-- start PROVIDED RECORDS --

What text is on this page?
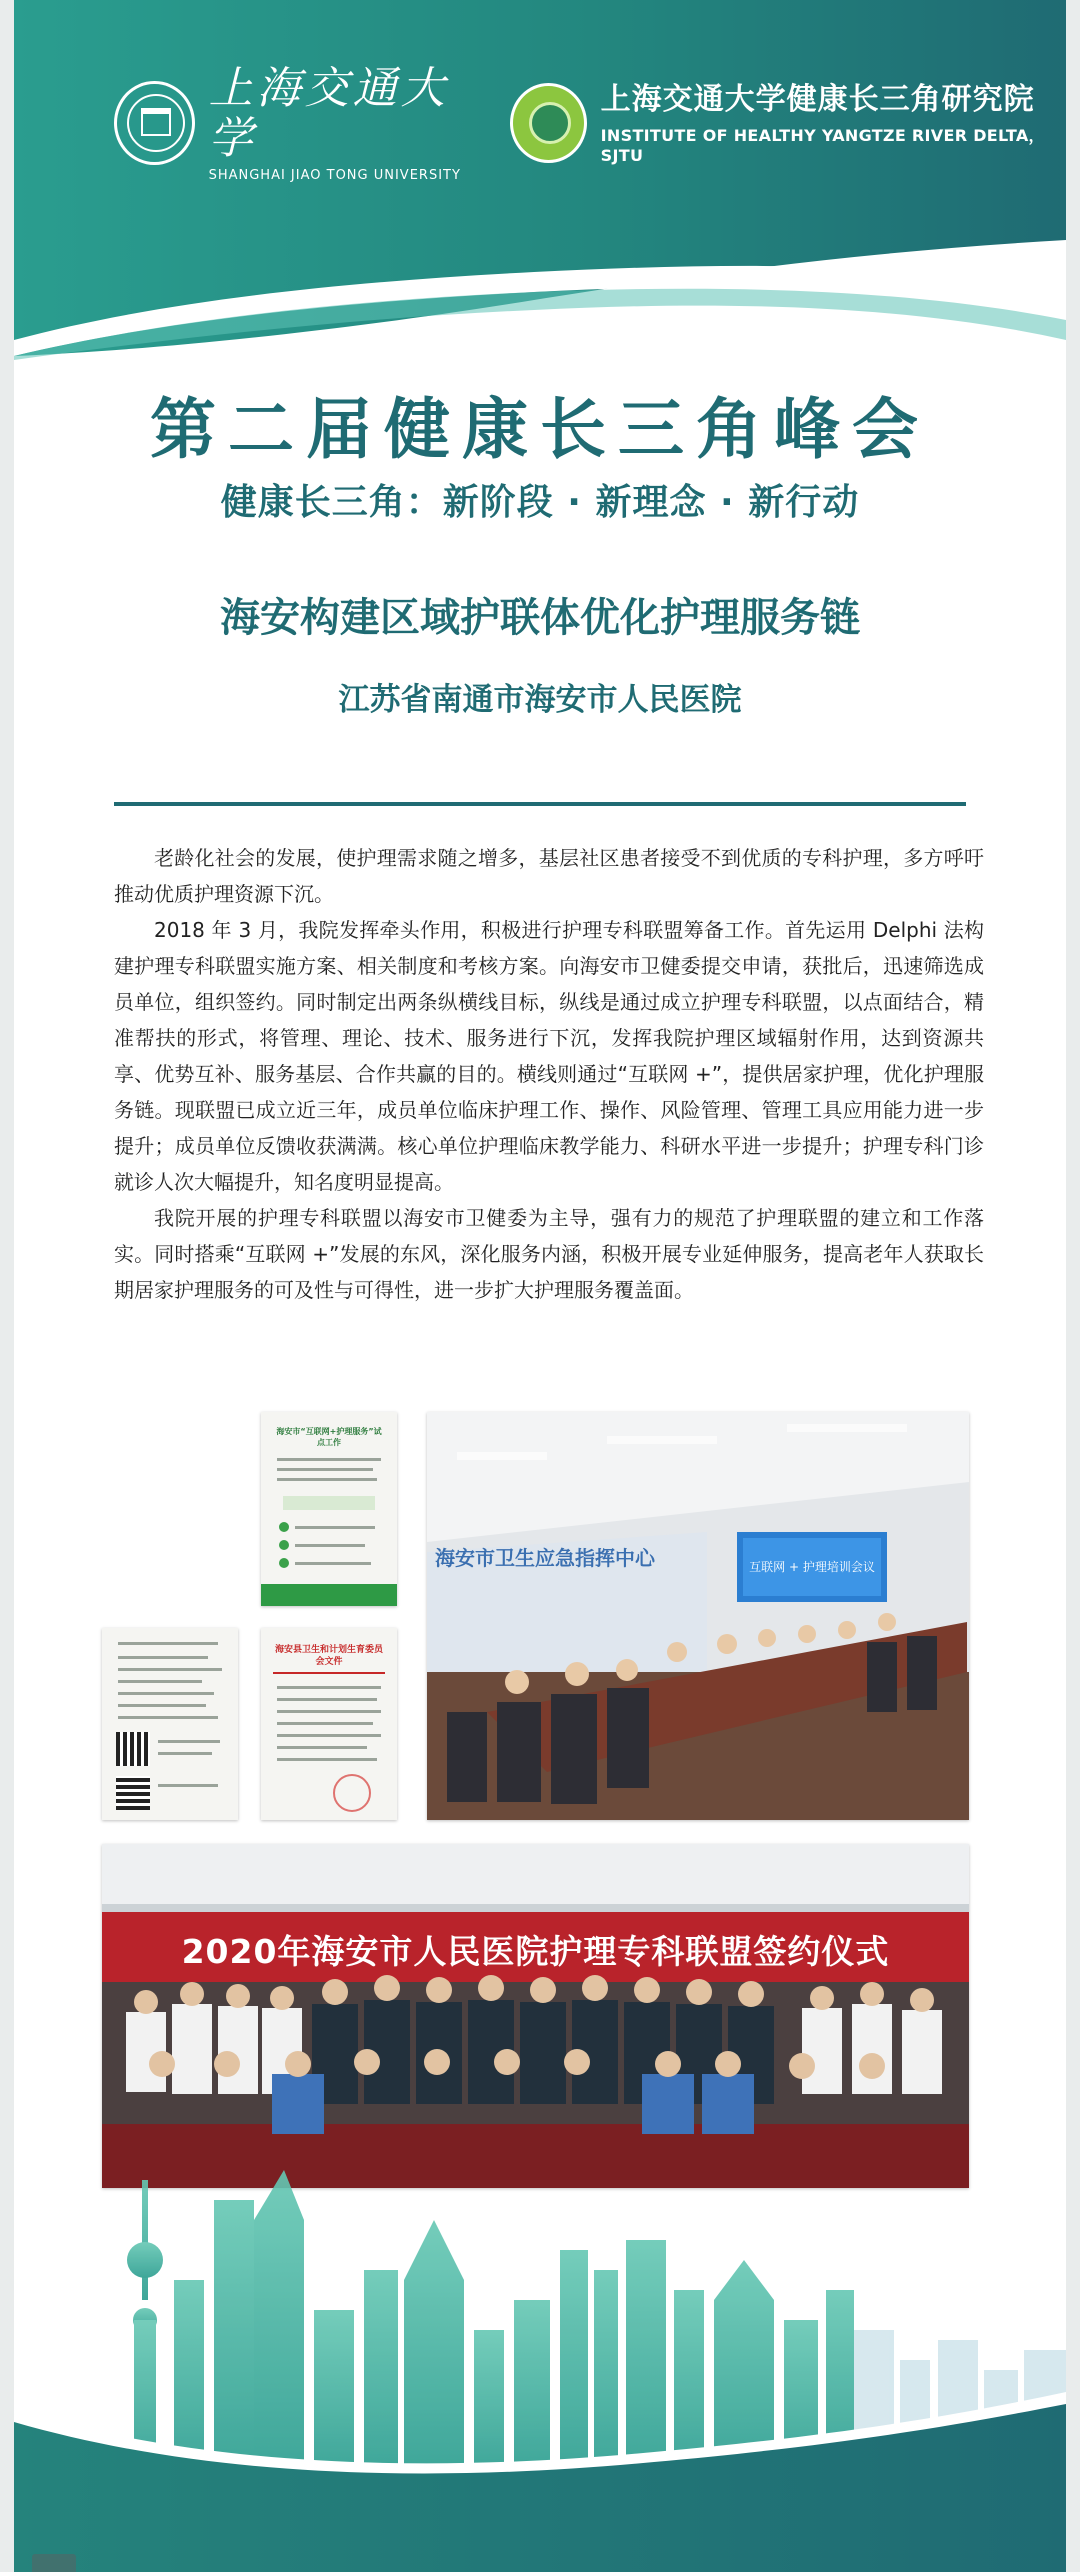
上海交通大学
SHANGHAI JIAO TONG UNIVERSITY
上海交通大学健康长三角研究院
INSTITUTE OF HEALTHY YANGTZE RIVER DELTA，SJTU
第二届健康长三角峰会
健康长三角：新阶段 · 新理念 · 新行动
海安构建区域护联体优化护理服务链
江苏省南通市海安市人民医院

老龄化社会的发展，使护理需求随之增多，基层社区患者接受不到优质的专科护理，多方呼吁推动优质护理资源下沉。

2018 年 3 月，我院发挥牵头作用，积极进行护理专科联盟筹备工作。首先运用 Delphi 法构建护理专科联盟实施方案、相关制度和考核方案。向海安市卫健委提交申请，获批后，迅速筛选成员单位，组织签约。同时制定出两条纵横线目标，纵线是通过成立护理专科联盟，以点面结合，精准帮扶的形式，将管理、理论、技术、服务进行下沉，发挥我院护理区域辐射作用，达到资源共享、优势互补、服务基层、合作共赢的目的。横线则通过“互联网 +”，提供居家护理，优化护理服务链。现联盟已成立近三年，成员单位临床护理工作、操作、风险管理、管理工具应用能力进一步提升；成员单位反馈收获满满。核心单位护理临床教学能力、科研水平进一步提升；护理专科门诊就诊人次大幅提升，知名度明显提高。

我院开展的护理专科联盟以海安市卫健委为主导，强有力的规范了护理联盟的建立和工作落实。同时搭乘“互联网 +”发展的东风，深化服务内涵，积极开展专业延伸服务，提高老年人获取长期居家护理服务的可及性与可得性，进一步扩大护理服务覆盖面。

海安市“互联网+护理服务”试点工作
海安县卫生和计划生育委员会文件
海安市卫生应急指挥中心	互联网 + 护理培训会议
2020年海安市人民医院护理专科联盟签约仪式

-- end PROVIDED RECORDS --

WORK TO DO — Every entry must be reproduced exactly, with the images left out.

SOLUTION TO THIS EXERCISE —
What text is on this page?
上海交通大学
SHANGHAI JIAO TONG UNIVERSITY
上海交通大学健康长三角研究院
INSTITUTE OF HEALTHY YANGTZE RIVER DELTA，SJTU
第二届健康长三角峰会
健康长三角：新阶段 · 新理念 · 新行动
海安构建区域护联体优化护理服务链
江苏省南通市海安市人民医院

老龄化社会的发展，使护理需求随之增多，基层社区患者接受不到优质的专科护理，多方呼吁推动优质护理资源下沉。

2018 年 3 月，我院发挥牵头作用，积极进行护理专科联盟筹备工作。首先运用 Delphi 法构建护理专科联盟实施方案、相关制度和考核方案。向海安市卫健委提交申请，获批后，迅速筛选成员单位，组织签约。同时制定出两条纵横线目标，纵线是通过成立护理专科联盟，以点面结合，精准帮扶的形式，将管理、理论、技术、服务进行下沉，发挥我院护理区域辐射作用，达到资源共享、优势互补、服务基层、合作共赢的目的。横线则通过“互联网 +”，提供居家护理，优化护理服务链。现联盟已成立近三年，成员单位临床护理工作、操作、风险管理、管理工具应用能力进一步提升；成员单位反馈收获满满。核心单位护理临床教学能力、科研水平进一步提升；护理专科门诊就诊人次大幅提升，知名度明显提高。

我院开展的护理专科联盟以海安市卫健委为主导，强有力的规范了护理联盟的建立和工作落实。同时搭乘“互联网 +”发展的东风，深化服务内涵，积极开展专业延伸服务，提高老年人获取长期居家护理服务的可及性与可得性，进一步扩大护理服务覆盖面。

海安市“互联网+护理服务”试点工作
海安县卫生和计划生育委员会文件
海安市卫生应急指挥中心	互联网 + 护理培训会议
2020年海安市人民医院护理专科联盟签约仪式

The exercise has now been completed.